[START OF Records to use]

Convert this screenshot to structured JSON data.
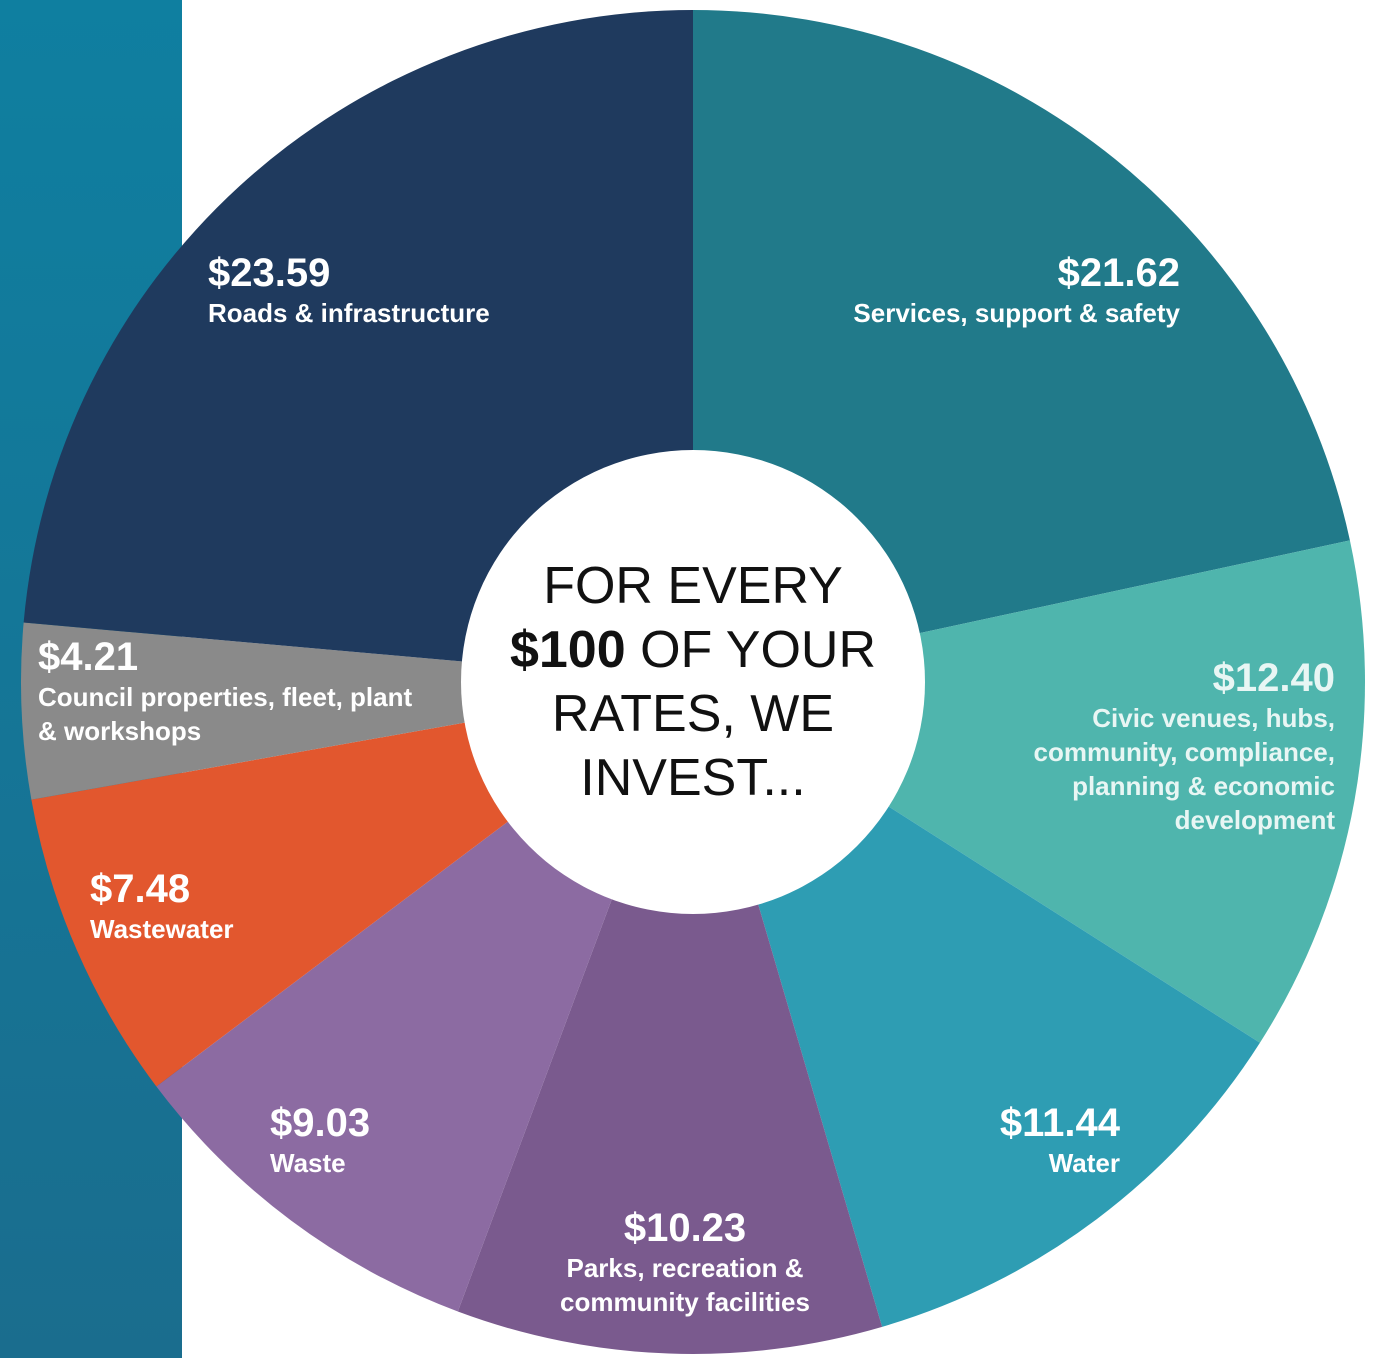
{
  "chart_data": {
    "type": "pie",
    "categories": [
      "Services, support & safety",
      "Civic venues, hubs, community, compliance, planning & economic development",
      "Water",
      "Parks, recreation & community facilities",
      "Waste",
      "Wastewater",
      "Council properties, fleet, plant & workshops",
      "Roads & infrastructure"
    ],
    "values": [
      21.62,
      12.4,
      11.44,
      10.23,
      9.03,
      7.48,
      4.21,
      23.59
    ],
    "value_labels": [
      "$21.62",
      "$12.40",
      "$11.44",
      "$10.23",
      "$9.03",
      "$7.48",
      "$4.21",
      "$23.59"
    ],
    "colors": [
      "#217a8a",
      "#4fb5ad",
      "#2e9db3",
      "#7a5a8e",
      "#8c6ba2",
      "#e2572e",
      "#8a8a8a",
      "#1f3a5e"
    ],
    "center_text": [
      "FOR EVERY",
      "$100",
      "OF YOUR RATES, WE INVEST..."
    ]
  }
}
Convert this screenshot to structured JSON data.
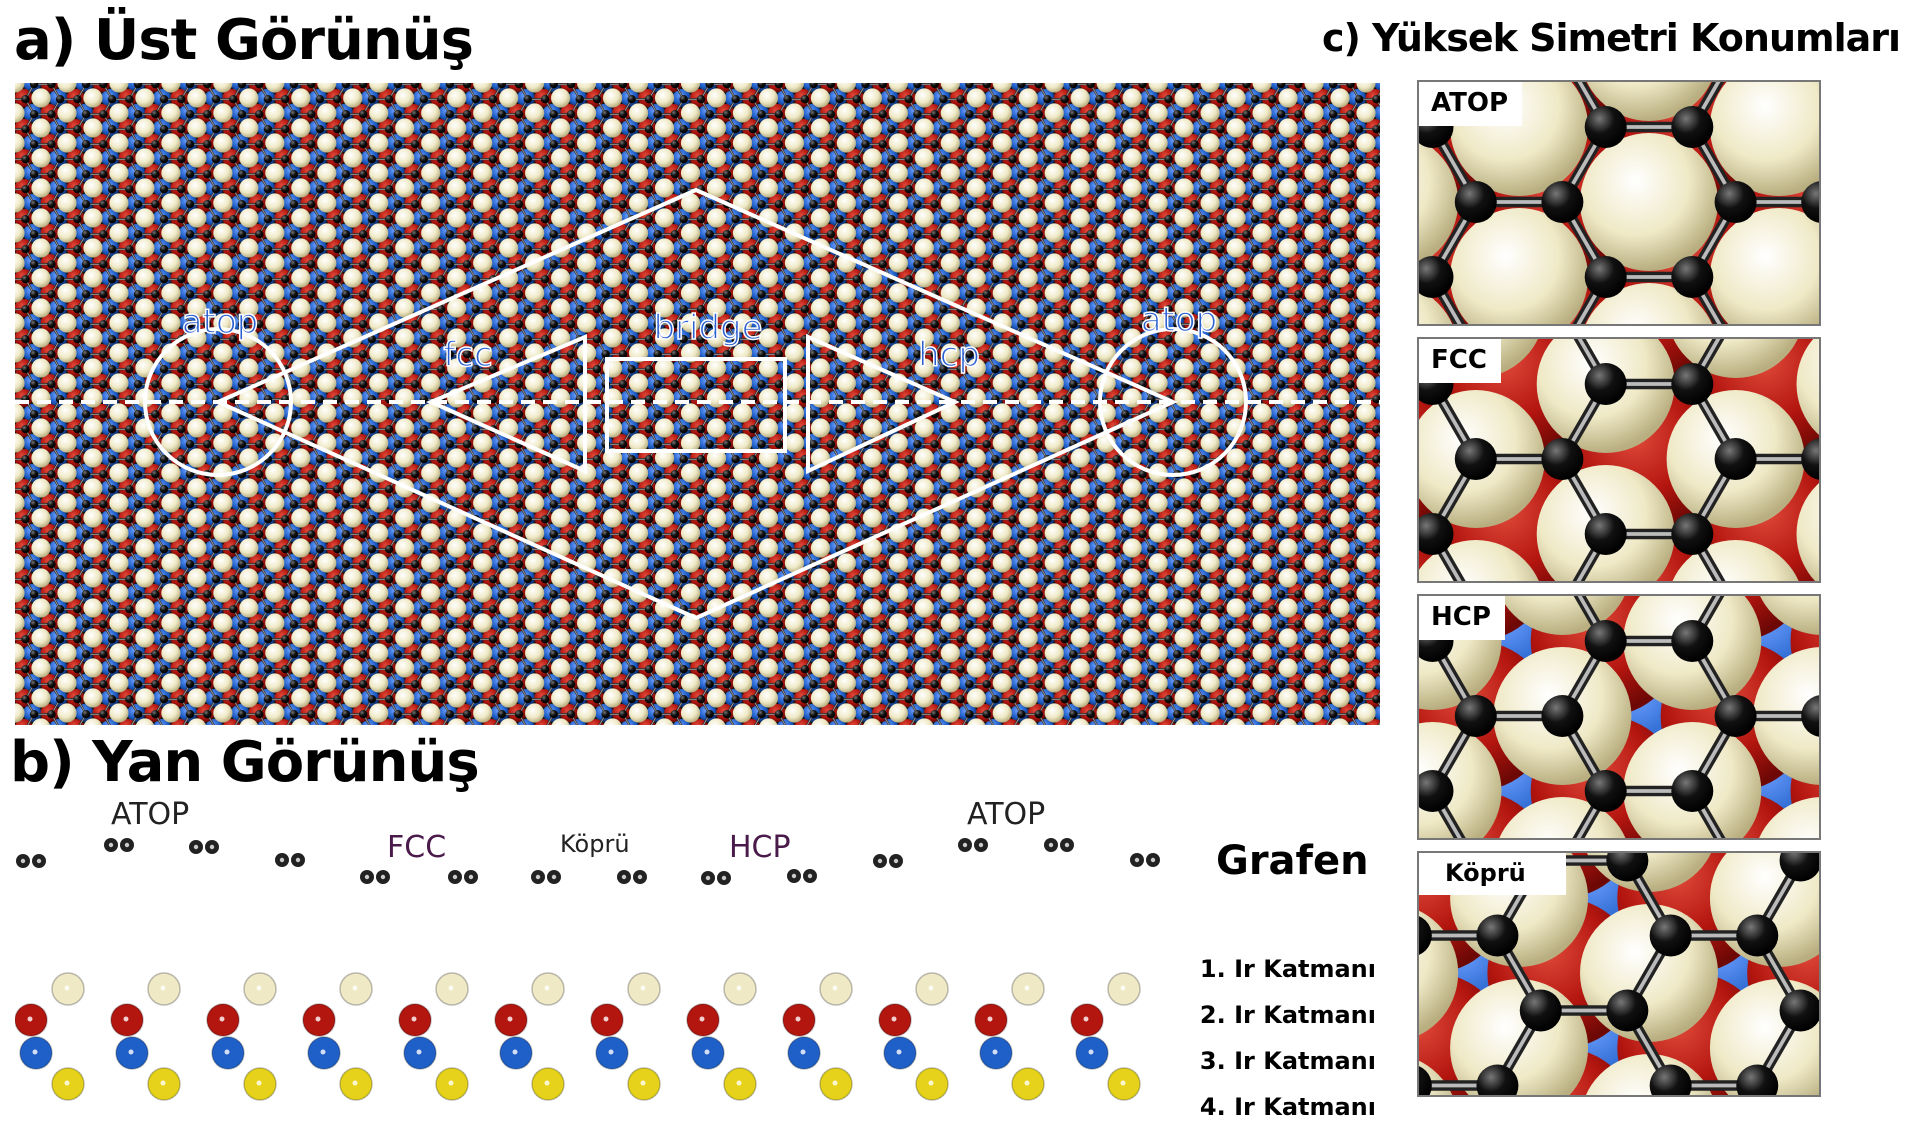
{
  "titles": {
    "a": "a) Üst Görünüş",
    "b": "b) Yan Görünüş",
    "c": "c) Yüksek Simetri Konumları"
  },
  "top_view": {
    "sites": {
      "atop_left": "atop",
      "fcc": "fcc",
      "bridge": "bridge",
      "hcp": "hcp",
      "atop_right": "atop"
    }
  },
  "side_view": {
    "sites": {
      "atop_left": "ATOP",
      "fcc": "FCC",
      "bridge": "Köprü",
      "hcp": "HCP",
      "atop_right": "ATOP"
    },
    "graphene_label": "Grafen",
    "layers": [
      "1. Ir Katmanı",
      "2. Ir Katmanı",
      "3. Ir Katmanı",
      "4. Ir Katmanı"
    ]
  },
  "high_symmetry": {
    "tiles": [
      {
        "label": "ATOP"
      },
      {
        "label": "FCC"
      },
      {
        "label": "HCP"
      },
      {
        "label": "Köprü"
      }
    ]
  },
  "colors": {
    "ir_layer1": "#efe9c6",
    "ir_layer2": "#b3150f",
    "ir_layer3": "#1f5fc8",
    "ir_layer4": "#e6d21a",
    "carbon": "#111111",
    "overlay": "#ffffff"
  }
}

[END OF Records to use]
[START OF Records to use]

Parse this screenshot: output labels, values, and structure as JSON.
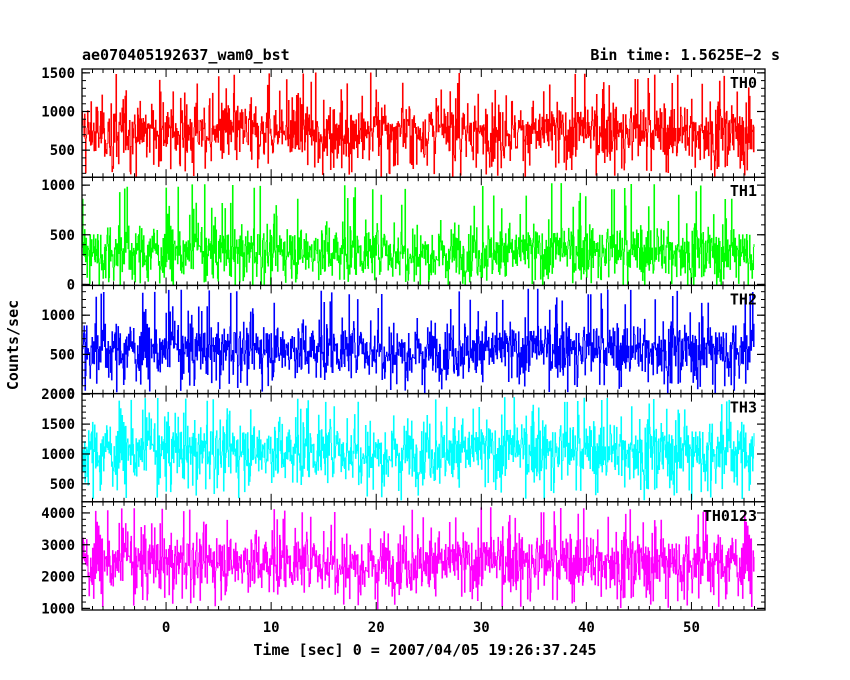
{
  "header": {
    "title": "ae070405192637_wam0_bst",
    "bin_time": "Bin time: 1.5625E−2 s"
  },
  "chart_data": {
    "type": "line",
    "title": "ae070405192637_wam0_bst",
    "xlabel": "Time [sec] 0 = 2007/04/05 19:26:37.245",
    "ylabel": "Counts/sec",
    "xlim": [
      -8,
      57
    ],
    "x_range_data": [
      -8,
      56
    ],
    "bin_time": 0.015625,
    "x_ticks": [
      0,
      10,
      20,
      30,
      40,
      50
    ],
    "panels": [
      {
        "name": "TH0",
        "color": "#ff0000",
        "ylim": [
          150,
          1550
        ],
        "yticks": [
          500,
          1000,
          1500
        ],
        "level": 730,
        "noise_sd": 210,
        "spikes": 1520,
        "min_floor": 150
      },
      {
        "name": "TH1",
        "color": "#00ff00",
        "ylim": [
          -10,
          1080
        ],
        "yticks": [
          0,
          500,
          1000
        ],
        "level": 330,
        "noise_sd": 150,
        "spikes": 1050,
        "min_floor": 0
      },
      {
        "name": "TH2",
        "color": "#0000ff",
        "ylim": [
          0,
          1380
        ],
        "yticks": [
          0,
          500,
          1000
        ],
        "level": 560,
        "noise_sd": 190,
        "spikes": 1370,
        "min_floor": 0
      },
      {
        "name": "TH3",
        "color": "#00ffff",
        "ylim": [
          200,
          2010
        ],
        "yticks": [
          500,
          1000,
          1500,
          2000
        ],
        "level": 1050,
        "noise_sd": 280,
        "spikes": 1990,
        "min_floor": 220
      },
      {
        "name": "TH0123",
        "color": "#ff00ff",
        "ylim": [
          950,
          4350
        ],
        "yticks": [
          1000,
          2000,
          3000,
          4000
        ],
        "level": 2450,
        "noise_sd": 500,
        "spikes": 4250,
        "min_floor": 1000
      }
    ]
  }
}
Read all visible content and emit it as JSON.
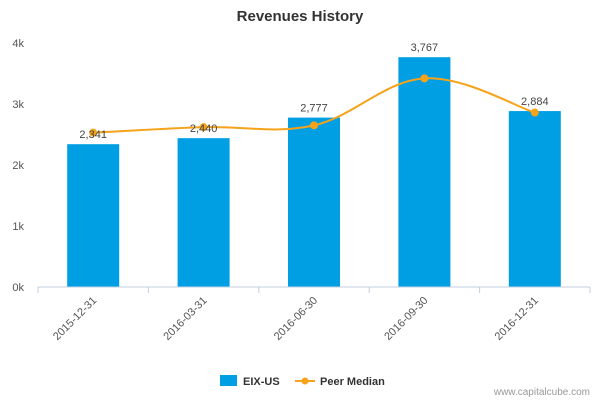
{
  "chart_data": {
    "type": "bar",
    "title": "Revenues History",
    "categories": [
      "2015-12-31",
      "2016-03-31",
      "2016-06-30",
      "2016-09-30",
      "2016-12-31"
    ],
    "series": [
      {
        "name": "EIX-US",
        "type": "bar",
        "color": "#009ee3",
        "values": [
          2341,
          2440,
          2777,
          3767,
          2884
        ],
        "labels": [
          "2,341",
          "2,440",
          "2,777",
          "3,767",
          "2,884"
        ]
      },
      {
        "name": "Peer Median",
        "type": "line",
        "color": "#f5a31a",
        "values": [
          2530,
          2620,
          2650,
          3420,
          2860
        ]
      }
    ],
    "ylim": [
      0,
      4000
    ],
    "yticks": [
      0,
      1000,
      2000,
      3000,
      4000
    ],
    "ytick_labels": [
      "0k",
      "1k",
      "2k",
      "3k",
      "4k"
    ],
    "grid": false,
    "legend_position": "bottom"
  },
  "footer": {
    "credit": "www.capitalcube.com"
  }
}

[END OF Records to use]
[START OF Records to use]

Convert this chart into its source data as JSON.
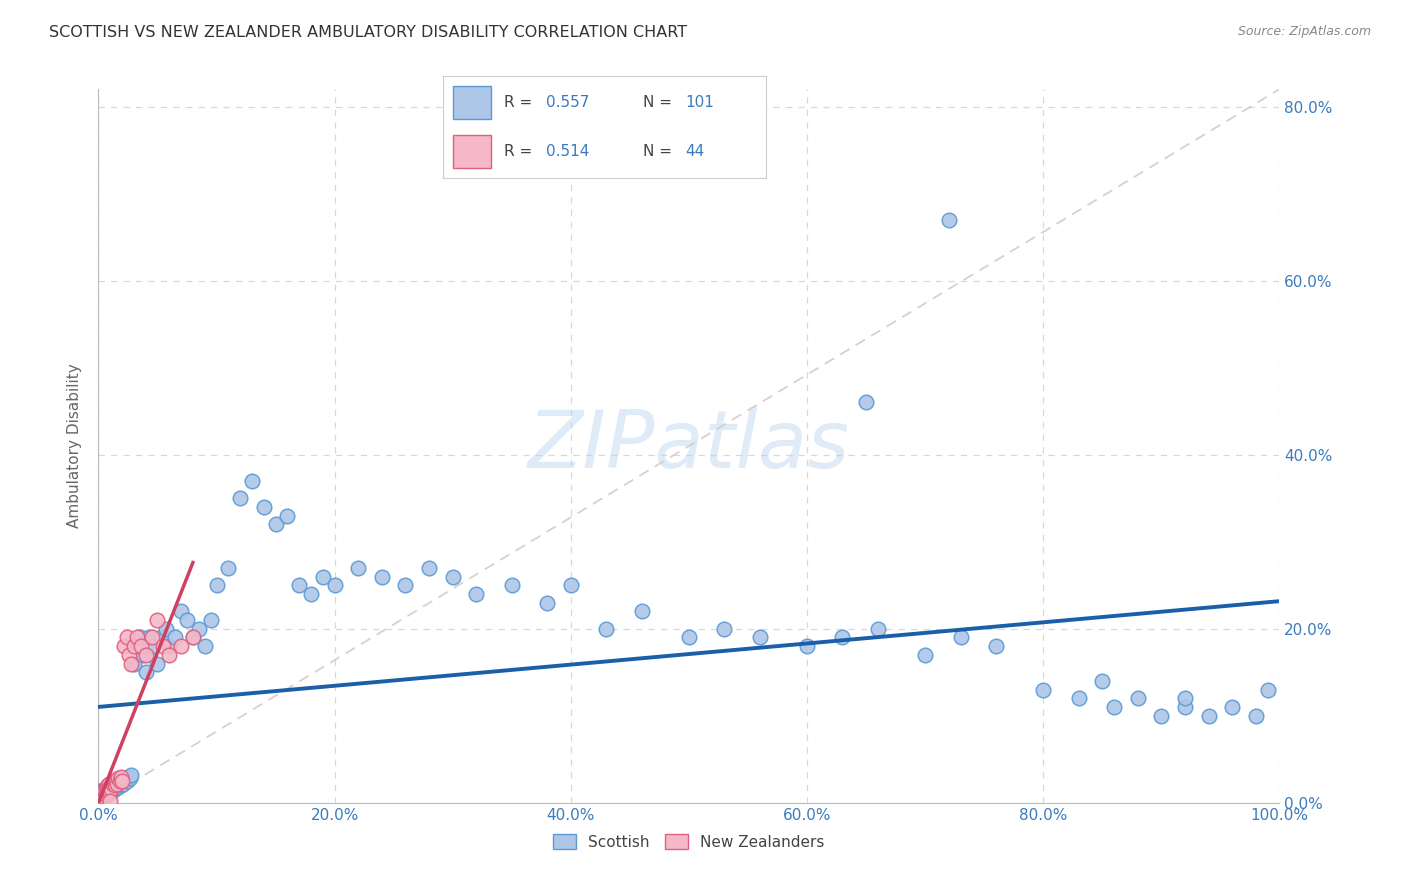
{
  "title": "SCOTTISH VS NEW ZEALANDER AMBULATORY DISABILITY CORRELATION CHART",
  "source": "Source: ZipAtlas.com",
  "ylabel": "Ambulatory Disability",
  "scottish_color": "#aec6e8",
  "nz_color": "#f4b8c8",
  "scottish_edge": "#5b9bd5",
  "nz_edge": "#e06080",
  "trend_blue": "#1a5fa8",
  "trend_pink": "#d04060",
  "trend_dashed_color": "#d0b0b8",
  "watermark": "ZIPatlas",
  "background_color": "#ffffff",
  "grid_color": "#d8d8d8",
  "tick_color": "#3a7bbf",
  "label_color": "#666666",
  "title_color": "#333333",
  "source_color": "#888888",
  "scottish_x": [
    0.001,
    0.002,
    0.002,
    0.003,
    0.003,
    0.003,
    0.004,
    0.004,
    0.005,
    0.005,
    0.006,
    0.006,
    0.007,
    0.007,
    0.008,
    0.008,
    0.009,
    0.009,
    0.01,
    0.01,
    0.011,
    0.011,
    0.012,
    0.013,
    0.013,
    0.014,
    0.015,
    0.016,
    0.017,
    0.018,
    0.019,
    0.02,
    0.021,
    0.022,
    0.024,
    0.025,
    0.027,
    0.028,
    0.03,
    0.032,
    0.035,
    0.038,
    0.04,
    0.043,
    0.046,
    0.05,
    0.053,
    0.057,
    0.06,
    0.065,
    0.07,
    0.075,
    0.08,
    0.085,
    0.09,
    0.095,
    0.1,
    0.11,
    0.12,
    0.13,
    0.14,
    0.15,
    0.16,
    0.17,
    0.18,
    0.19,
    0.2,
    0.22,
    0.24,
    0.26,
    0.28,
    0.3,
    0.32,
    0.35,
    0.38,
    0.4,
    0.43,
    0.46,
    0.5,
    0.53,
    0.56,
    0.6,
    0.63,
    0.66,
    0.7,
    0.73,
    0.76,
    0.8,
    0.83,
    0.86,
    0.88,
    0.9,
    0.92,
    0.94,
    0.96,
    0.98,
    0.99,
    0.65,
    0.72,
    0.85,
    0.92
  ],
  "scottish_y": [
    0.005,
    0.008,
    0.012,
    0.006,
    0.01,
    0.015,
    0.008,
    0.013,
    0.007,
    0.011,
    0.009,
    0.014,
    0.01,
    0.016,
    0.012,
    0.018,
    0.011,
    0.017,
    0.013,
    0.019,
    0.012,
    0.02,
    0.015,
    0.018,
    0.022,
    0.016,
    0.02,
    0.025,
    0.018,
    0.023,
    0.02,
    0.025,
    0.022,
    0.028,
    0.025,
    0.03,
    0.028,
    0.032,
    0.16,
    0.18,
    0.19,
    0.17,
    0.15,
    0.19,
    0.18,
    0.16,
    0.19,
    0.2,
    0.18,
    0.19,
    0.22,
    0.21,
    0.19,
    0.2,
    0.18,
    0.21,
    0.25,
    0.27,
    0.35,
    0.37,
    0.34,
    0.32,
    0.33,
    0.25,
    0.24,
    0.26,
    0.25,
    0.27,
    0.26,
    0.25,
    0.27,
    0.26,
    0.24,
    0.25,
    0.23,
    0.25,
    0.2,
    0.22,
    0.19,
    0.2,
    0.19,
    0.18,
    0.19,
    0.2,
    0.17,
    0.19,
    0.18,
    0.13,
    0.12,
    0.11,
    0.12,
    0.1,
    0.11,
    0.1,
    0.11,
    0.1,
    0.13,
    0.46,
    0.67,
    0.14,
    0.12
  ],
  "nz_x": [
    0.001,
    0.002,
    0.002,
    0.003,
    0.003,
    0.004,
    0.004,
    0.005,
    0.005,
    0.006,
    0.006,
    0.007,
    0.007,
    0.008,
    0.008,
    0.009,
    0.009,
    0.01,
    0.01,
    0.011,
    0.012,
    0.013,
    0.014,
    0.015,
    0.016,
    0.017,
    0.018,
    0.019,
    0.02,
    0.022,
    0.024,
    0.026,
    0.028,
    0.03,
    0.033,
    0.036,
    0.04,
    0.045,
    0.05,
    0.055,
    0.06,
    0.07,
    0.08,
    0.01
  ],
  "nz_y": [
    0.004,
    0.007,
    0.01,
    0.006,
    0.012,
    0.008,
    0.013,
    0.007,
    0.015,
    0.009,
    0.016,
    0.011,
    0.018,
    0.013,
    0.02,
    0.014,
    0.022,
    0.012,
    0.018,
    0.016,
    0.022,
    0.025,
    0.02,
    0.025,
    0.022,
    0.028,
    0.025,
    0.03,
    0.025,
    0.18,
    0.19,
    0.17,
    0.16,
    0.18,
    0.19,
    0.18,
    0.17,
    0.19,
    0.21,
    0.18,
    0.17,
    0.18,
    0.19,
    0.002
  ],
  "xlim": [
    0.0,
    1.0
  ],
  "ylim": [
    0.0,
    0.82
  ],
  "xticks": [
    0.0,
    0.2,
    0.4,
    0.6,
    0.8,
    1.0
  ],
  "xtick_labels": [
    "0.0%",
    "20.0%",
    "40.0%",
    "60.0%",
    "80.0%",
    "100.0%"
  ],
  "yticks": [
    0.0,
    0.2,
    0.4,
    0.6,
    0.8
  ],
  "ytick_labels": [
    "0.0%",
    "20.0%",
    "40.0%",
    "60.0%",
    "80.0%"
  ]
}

[END OF Records to use]

#### Task prompt
From the listing above, find the number of lines with the word "type" in them. Answer with the number only.

#### Task solution
5